### Direction
Output nothing but the lines from the line with "Extract all the data from this chart as JSON." through the end of the listing below, both ends included.

### Input
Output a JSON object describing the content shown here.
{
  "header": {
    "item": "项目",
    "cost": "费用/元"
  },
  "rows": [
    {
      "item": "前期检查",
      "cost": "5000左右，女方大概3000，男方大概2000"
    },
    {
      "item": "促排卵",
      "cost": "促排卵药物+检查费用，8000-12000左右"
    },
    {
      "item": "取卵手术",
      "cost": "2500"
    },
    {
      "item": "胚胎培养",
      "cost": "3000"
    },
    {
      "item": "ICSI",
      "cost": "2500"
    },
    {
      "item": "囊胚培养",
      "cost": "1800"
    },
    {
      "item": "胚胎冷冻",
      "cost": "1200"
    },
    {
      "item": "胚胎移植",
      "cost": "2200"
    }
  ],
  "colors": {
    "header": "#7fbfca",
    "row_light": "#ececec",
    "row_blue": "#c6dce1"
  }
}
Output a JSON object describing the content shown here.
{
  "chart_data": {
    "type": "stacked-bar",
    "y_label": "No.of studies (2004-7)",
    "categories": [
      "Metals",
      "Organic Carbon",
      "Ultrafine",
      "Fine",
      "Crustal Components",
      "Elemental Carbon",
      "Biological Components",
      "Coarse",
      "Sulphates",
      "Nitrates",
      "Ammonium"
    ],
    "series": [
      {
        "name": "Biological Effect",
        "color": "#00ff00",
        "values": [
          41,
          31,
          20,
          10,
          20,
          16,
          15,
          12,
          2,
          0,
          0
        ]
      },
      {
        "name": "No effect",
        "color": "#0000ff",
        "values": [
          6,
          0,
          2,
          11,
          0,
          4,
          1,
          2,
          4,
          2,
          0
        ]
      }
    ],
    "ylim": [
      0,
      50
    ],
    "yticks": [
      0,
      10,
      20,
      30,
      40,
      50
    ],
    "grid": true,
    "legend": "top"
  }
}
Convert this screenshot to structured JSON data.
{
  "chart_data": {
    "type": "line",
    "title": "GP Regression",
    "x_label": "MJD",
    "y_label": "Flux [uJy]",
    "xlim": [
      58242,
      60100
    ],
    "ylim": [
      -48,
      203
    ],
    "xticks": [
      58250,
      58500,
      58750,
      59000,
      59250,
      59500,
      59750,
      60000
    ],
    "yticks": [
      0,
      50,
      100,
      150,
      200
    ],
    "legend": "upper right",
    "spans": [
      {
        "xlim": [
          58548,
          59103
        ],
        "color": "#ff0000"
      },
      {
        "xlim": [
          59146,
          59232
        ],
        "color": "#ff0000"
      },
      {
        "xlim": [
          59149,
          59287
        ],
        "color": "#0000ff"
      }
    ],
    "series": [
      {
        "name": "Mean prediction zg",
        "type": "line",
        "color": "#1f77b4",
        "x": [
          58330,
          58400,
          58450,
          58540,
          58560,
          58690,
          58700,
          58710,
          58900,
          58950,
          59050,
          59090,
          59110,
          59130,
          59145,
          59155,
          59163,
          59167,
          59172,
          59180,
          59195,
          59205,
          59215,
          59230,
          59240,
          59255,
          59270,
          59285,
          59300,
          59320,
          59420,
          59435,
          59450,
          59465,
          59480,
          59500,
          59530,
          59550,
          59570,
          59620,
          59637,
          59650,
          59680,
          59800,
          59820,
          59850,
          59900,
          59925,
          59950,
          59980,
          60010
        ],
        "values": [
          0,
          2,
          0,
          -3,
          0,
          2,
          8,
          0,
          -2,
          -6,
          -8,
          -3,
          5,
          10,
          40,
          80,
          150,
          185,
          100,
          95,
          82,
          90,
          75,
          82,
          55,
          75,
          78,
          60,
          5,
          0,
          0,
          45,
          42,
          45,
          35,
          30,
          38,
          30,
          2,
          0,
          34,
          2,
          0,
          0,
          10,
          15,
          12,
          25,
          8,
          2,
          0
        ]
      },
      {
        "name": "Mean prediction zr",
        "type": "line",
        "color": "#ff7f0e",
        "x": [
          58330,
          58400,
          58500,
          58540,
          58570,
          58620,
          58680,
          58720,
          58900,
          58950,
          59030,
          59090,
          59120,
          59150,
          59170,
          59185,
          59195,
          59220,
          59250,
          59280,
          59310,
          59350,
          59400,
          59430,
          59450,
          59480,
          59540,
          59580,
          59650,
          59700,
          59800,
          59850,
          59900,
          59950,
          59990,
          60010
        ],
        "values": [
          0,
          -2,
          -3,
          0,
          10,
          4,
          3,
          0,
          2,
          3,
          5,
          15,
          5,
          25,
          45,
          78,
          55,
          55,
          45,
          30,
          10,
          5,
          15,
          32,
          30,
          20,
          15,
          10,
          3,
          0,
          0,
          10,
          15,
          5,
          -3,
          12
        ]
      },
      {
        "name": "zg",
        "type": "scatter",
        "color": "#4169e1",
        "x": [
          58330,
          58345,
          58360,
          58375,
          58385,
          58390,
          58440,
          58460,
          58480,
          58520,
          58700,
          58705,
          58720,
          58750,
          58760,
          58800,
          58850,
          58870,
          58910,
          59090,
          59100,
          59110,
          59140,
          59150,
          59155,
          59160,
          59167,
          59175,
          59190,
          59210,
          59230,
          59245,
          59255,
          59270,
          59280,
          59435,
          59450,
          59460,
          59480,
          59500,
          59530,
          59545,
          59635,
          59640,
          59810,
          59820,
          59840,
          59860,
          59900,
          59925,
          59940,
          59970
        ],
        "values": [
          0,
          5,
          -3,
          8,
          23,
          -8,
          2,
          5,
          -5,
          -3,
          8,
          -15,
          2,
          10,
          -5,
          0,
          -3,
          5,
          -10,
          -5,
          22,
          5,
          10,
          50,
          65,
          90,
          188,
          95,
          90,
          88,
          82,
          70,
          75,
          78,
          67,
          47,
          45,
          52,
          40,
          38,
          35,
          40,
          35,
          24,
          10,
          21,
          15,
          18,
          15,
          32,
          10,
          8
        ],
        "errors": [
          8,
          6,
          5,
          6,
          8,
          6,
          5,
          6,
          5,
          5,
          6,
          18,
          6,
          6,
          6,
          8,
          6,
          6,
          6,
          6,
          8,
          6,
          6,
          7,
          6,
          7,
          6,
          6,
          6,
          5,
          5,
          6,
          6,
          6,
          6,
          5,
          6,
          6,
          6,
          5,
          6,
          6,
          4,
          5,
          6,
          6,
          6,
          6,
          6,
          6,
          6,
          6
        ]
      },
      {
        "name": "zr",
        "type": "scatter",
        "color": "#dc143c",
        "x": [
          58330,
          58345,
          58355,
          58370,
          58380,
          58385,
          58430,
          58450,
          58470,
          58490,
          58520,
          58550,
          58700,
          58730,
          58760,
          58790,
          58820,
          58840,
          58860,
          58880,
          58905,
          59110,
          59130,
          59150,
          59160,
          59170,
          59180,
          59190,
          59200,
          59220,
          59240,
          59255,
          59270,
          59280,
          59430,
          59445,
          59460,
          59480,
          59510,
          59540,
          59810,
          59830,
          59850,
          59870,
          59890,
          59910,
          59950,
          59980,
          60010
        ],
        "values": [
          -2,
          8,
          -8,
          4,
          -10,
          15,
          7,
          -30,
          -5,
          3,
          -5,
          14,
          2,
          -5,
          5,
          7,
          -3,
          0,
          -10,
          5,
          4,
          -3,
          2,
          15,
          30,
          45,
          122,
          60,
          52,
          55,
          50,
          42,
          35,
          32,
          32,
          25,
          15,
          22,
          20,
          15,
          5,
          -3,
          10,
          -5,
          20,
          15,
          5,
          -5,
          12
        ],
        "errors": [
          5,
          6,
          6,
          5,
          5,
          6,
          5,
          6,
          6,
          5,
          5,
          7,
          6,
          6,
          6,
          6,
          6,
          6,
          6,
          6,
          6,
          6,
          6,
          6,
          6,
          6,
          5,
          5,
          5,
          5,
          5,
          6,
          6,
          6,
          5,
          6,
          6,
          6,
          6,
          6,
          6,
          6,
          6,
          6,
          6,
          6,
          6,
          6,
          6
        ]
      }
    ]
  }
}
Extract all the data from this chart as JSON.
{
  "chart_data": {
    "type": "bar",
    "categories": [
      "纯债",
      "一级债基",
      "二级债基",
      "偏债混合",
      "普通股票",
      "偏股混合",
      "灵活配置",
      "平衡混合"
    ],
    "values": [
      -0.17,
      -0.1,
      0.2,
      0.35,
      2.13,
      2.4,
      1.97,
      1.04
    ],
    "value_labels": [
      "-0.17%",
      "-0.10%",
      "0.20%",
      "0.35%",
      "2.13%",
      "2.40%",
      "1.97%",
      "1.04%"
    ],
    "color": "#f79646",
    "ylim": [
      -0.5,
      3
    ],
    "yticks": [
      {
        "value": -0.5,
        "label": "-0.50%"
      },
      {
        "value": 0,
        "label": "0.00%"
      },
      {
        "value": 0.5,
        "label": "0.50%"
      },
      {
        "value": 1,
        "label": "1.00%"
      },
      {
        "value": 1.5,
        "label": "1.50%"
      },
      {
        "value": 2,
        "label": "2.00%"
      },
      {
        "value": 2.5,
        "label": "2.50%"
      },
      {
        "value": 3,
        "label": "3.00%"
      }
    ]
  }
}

### The output
Extract all the data from this chart as JSON.
{
  "chart_data": {
    "type": "bar",
    "categories": [
      "纯债",
      "一级债基",
      "二级债基",
      "偏债混合",
      "普通股票",
      "偏股混合",
      "灵活配置",
      "平衡混合"
    ],
    "values": [
      -0.17,
      -0.1,
      0.2,
      0.35,
      2.13,
      2.4,
      1.97,
      1.04
    ],
    "value_labels": [
      "-0.17%",
      "-0.10%",
      "0.20%",
      "0.35%",
      "2.13%",
      "2.40%",
      "1.97%",
      "1.04%"
    ],
    "color": "#f79646",
    "ylim": [
      -0.5,
      3
    ],
    "yticks": [
      {
        "value": -0.5,
        "label": "-0.50%"
      },
      {
        "value": 0,
        "label": "0.00%"
      },
      {
        "value": 0.5,
        "label": "0.50%"
      },
      {
        "value": 1,
        "label": "1.00%"
      },
      {
        "value": 1.5,
        "label": "1.50%"
      },
      {
        "value": 2,
        "label": "2.00%"
      },
      {
        "value": 2.5,
        "label": "2.50%"
      },
      {
        "value": 3,
        "label": "3.00%"
      }
    ]
  }
}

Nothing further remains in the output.